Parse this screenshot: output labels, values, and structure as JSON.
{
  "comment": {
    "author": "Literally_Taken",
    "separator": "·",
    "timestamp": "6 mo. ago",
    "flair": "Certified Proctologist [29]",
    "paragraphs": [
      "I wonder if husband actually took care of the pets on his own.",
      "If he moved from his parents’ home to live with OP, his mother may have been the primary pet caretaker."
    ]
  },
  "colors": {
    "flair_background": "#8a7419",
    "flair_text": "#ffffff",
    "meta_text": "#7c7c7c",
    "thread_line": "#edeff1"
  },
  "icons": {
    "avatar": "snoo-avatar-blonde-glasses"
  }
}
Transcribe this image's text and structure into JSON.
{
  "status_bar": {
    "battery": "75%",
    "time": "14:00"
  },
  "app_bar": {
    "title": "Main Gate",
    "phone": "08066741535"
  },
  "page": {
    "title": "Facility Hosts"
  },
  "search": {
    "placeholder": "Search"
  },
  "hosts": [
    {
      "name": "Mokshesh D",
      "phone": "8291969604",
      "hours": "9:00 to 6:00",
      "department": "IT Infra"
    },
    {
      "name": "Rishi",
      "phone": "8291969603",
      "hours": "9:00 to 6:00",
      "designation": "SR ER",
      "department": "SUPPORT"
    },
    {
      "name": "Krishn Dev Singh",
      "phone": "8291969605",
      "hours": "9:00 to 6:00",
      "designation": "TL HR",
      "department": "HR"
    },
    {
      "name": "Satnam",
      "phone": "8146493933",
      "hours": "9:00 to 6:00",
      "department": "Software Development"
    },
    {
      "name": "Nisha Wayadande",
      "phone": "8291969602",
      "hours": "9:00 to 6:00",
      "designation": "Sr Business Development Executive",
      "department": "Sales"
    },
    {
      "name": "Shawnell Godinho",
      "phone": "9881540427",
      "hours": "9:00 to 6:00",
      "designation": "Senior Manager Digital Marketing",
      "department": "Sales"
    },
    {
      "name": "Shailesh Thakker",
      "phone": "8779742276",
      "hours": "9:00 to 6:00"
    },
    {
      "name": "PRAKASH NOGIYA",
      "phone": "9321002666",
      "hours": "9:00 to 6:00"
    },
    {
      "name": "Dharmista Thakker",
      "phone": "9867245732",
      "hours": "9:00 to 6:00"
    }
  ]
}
******
**GIVEN REQUEST**
Where a line of the entries contains the word "Development", copy that line.

**ANSWER TO THE PROBLEM**
      "department": "Software Development"
      "designation": "Sr Business Development Executive",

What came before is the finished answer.